(Saved entries)
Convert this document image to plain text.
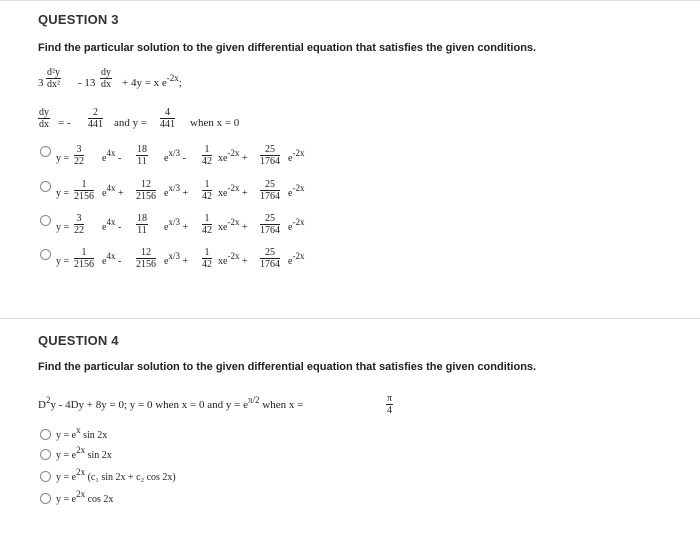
QUESTION 3
Find the particular solution to the given differential equation that satisfies the given conditions.
$3 \frac{\text{d²y}}{\text{dx²}} - 13 \frac{dy}{dx} + 4y = x$ $e^{-2x}$;
$\frac{dy}{dx}$ = - $\frac{2}{441}$ and $y = \frac{4}{441}$ when x = 0
$y = \frac{3}{22} e4x - \frac{18}{11} ex/3 - \frac{1}{42} xe-2x + \frac{25}{1764} e-2x$
$y = \frac{1}{2156} e4x + \frac{12}{2156} ex/3 + \frac{1}{42} xe-2x + \frac{25}{1764} e-2x$
$y = \frac{3}{22} e4x - \frac{18}{11} ex/3 + \frac{1}{42} xe-2x + \frac{25}{1764} e-2x$
$y = \frac{1}{2156} e4x - \frac{12}{2156} ex/3 + \frac{1}{42} xe-2x + \frac{25}{1764} e-2x$
QUESTION 4
Find the particular solution to the given differential equation that satisfies the given conditions.
$D^2y - 4Dy + 8y = 0$; y = 0 when x = 0 and $y = e^{\pi/2}$ when x =	$\frac{\pi}{4}$
y = ex sin 2x
y = e2x sin 2x
y = e2x (c₁ sin 2x + c₂ cos 2x)
y = e2x cos 2x
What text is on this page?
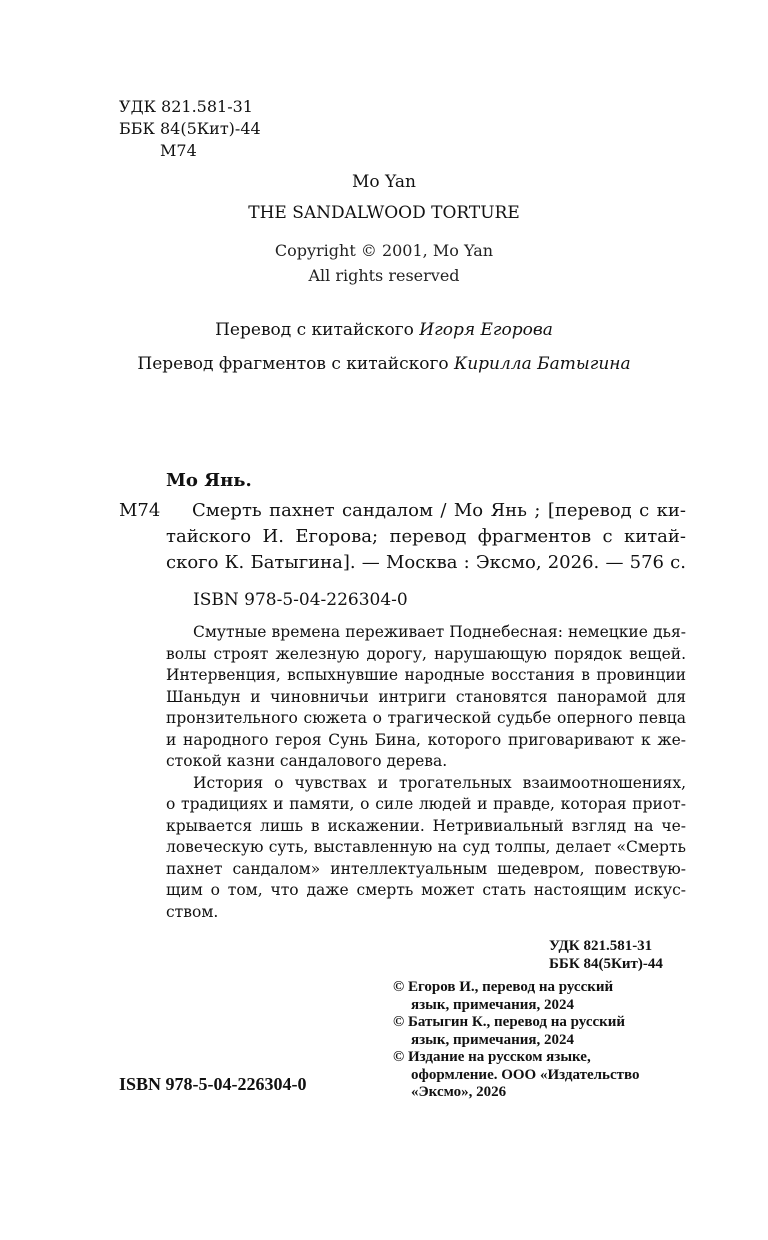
УДК 821.581-31
ББК 84(5Кит)-44
М74
Mo Yan
THE SANDALWOOD TORTURE
Copyright © 2001, Mo Yan
All rights reserved
Перевод с китайского Игоря Егорова
Перевод фрагментов с китайского Кирилла Батыгина
Мо Янь.
М74 Смерть пахнет сандалом / Мо Янь ; [перевод с ки-
тайского И. Егорова; перевод фрагментов с китай-
ского К. Батыгина]. — Москва : Эксмо, 2026. — 576 с.
ISBN 978-5-04-226304-0
Смутные времена переживает Поднебесная: немецкие дья-
волы строят железную дорогу, нарушающую порядок вещей.
Интервенция, вспыхнувшие народные восстания в провинции
Шаньдун и чиновничьи интриги становятся панорамой для
пронзительного сюжета о трагической судьбе оперного певца
и народного героя Сунь Бина, которого приговаривают к же-
стокой казни сандалового дерева.
История о чувствах и трогательных взаимоотношениях,
о традициях и памяти, о силе людей и правде, которая приот-
крывается лишь в искажении. Нетривиальный взгляд на че-
ловеческую суть, выставленную на суд толпы, делает «Смерть
пахнет сандалом» интеллектуальным шедевром, повествую-
щим о том, что даже смерть может стать настоящим искус-
ством.
УДК 821.581-31
ББК 84(5Кит)-44
© Егоров И., перевод на русский
язык, примечания, 2024
© Батыгин К., перевод на русский
язык, примечания, 2024
© Издание на русском языке,
оформление. ООО «Издательство
«Эксмо», 2026
ISBN 978-5-04-226304-0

> _Task description_
Copy out each line that contains the word "Егорова".

> _Task solution_
Перевод с китайского Игоря Егорова
тайского И. Егорова; перевод фрагментов с китай-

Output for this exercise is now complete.